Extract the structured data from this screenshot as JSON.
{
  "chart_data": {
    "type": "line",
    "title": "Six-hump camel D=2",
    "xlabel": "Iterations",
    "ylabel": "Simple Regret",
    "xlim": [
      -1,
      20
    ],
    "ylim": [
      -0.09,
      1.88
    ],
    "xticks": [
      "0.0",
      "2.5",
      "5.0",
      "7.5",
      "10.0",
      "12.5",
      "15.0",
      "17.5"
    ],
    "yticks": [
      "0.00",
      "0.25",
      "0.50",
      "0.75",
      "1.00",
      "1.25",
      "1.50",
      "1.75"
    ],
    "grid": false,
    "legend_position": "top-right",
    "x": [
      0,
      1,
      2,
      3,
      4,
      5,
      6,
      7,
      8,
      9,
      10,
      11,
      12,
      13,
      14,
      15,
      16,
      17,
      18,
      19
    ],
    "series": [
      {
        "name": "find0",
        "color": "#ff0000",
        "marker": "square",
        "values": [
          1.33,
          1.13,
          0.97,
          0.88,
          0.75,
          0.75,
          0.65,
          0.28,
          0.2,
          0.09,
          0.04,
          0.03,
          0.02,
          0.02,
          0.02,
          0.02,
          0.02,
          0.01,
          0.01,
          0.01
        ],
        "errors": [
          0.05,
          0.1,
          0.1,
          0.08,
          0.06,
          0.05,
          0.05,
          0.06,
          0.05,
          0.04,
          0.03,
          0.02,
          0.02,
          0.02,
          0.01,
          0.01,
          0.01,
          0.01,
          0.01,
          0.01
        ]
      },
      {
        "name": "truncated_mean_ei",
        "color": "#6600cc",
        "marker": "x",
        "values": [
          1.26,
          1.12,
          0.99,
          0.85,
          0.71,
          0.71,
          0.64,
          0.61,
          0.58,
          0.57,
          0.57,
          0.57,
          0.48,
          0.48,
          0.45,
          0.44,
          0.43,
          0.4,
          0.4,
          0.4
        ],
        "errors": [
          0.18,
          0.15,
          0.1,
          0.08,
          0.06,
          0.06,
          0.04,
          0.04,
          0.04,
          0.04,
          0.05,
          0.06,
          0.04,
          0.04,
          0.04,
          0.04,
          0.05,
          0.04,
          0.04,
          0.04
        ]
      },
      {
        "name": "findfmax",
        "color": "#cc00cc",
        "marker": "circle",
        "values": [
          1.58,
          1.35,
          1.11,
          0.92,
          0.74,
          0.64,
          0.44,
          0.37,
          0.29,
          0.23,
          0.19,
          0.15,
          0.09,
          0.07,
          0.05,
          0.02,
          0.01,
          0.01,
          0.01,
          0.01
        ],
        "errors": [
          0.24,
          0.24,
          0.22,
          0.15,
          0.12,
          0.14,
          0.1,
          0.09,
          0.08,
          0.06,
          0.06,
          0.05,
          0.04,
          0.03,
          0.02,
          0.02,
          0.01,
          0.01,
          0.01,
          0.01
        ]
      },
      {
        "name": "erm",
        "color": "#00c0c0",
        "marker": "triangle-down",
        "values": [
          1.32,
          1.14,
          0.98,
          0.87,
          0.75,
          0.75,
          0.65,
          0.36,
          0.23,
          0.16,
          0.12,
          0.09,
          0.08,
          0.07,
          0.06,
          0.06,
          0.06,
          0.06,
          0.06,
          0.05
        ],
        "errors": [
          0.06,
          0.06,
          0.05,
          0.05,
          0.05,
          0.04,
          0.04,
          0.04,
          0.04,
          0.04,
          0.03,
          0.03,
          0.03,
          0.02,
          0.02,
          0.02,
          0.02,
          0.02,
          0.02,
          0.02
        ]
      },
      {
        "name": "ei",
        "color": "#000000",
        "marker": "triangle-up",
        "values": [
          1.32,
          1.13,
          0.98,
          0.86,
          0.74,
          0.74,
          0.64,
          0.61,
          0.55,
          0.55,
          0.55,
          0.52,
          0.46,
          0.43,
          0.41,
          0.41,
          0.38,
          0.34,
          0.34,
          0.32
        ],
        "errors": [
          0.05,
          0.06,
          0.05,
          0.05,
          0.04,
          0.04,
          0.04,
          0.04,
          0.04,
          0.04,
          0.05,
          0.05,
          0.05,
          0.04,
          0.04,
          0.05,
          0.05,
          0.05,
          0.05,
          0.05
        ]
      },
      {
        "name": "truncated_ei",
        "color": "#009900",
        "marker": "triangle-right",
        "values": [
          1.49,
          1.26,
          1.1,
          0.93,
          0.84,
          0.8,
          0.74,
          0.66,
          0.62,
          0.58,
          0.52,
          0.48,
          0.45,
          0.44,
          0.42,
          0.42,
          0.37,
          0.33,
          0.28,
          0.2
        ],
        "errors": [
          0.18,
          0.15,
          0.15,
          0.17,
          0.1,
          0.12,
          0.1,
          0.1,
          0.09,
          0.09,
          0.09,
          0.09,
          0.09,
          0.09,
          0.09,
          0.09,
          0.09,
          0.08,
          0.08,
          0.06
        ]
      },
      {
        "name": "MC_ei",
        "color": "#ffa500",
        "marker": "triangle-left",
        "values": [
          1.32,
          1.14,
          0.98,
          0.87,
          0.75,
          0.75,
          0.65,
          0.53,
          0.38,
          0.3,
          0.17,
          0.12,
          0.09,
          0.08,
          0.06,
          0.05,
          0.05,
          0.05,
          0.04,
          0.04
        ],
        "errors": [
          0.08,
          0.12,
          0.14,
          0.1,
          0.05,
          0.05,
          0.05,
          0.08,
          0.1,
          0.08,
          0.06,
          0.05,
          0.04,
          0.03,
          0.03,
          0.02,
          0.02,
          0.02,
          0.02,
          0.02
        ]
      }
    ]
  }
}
----
Return the listing above in full, character for character.

> _Full solution_
Extract the structured data from this screenshot as JSON.
{
  "chart_data": {
    "type": "line",
    "title": "Six-hump camel D=2",
    "xlabel": "Iterations",
    "ylabel": "Simple Regret",
    "xlim": [
      -1,
      20
    ],
    "ylim": [
      -0.09,
      1.88
    ],
    "xticks": [
      "0.0",
      "2.5",
      "5.0",
      "7.5",
      "10.0",
      "12.5",
      "15.0",
      "17.5"
    ],
    "yticks": [
      "0.00",
      "0.25",
      "0.50",
      "0.75",
      "1.00",
      "1.25",
      "1.50",
      "1.75"
    ],
    "grid": false,
    "legend_position": "top-right",
    "x": [
      0,
      1,
      2,
      3,
      4,
      5,
      6,
      7,
      8,
      9,
      10,
      11,
      12,
      13,
      14,
      15,
      16,
      17,
      18,
      19
    ],
    "series": [
      {
        "name": "find0",
        "color": "#ff0000",
        "marker": "square",
        "values": [
          1.33,
          1.13,
          0.97,
          0.88,
          0.75,
          0.75,
          0.65,
          0.28,
          0.2,
          0.09,
          0.04,
          0.03,
          0.02,
          0.02,
          0.02,
          0.02,
          0.02,
          0.01,
          0.01,
          0.01
        ],
        "errors": [
          0.05,
          0.1,
          0.1,
          0.08,
          0.06,
          0.05,
          0.05,
          0.06,
          0.05,
          0.04,
          0.03,
          0.02,
          0.02,
          0.02,
          0.01,
          0.01,
          0.01,
          0.01,
          0.01,
          0.01
        ]
      },
      {
        "name": "truncated_mean_ei",
        "color": "#6600cc",
        "marker": "x",
        "values": [
          1.26,
          1.12,
          0.99,
          0.85,
          0.71,
          0.71,
          0.64,
          0.61,
          0.58,
          0.57,
          0.57,
          0.57,
          0.48,
          0.48,
          0.45,
          0.44,
          0.43,
          0.4,
          0.4,
          0.4
        ],
        "errors": [
          0.18,
          0.15,
          0.1,
          0.08,
          0.06,
          0.06,
          0.04,
          0.04,
          0.04,
          0.04,
          0.05,
          0.06,
          0.04,
          0.04,
          0.04,
          0.04,
          0.05,
          0.04,
          0.04,
          0.04
        ]
      },
      {
        "name": "findfmax",
        "color": "#cc00cc",
        "marker": "circle",
        "values": [
          1.58,
          1.35,
          1.11,
          0.92,
          0.74,
          0.64,
          0.44,
          0.37,
          0.29,
          0.23,
          0.19,
          0.15,
          0.09,
          0.07,
          0.05,
          0.02,
          0.01,
          0.01,
          0.01,
          0.01
        ],
        "errors": [
          0.24,
          0.24,
          0.22,
          0.15,
          0.12,
          0.14,
          0.1,
          0.09,
          0.08,
          0.06,
          0.06,
          0.05,
          0.04,
          0.03,
          0.02,
          0.02,
          0.01,
          0.01,
          0.01,
          0.01
        ]
      },
      {
        "name": "erm",
        "color": "#00c0c0",
        "marker": "triangle-down",
        "values": [
          1.32,
          1.14,
          0.98,
          0.87,
          0.75,
          0.75,
          0.65,
          0.36,
          0.23,
          0.16,
          0.12,
          0.09,
          0.08,
          0.07,
          0.06,
          0.06,
          0.06,
          0.06,
          0.06,
          0.05
        ],
        "errors": [
          0.06,
          0.06,
          0.05,
          0.05,
          0.05,
          0.04,
          0.04,
          0.04,
          0.04,
          0.04,
          0.03,
          0.03,
          0.03,
          0.02,
          0.02,
          0.02,
          0.02,
          0.02,
          0.02,
          0.02
        ]
      },
      {
        "name": "ei",
        "color": "#000000",
        "marker": "triangle-up",
        "values": [
          1.32,
          1.13,
          0.98,
          0.86,
          0.74,
          0.74,
          0.64,
          0.61,
          0.55,
          0.55,
          0.55,
          0.52,
          0.46,
          0.43,
          0.41,
          0.41,
          0.38,
          0.34,
          0.34,
          0.32
        ],
        "errors": [
          0.05,
          0.06,
          0.05,
          0.05,
          0.04,
          0.04,
          0.04,
          0.04,
          0.04,
          0.04,
          0.05,
          0.05,
          0.05,
          0.04,
          0.04,
          0.05,
          0.05,
          0.05,
          0.05,
          0.05
        ]
      },
      {
        "name": "truncated_ei",
        "color": "#009900",
        "marker": "triangle-right",
        "values": [
          1.49,
          1.26,
          1.1,
          0.93,
          0.84,
          0.8,
          0.74,
          0.66,
          0.62,
          0.58,
          0.52,
          0.48,
          0.45,
          0.44,
          0.42,
          0.42,
          0.37,
          0.33,
          0.28,
          0.2
        ],
        "errors": [
          0.18,
          0.15,
          0.15,
          0.17,
          0.1,
          0.12,
          0.1,
          0.1,
          0.09,
          0.09,
          0.09,
          0.09,
          0.09,
          0.09,
          0.09,
          0.09,
          0.09,
          0.08,
          0.08,
          0.06
        ]
      },
      {
        "name": "MC_ei",
        "color": "#ffa500",
        "marker": "triangle-left",
        "values": [
          1.32,
          1.14,
          0.98,
          0.87,
          0.75,
          0.75,
          0.65,
          0.53,
          0.38,
          0.3,
          0.17,
          0.12,
          0.09,
          0.08,
          0.06,
          0.05,
          0.05,
          0.05,
          0.04,
          0.04
        ],
        "errors": [
          0.08,
          0.12,
          0.14,
          0.1,
          0.05,
          0.05,
          0.05,
          0.08,
          0.1,
          0.08,
          0.06,
          0.05,
          0.04,
          0.03,
          0.03,
          0.02,
          0.02,
          0.02,
          0.02,
          0.02
        ]
      }
    ]
  }
}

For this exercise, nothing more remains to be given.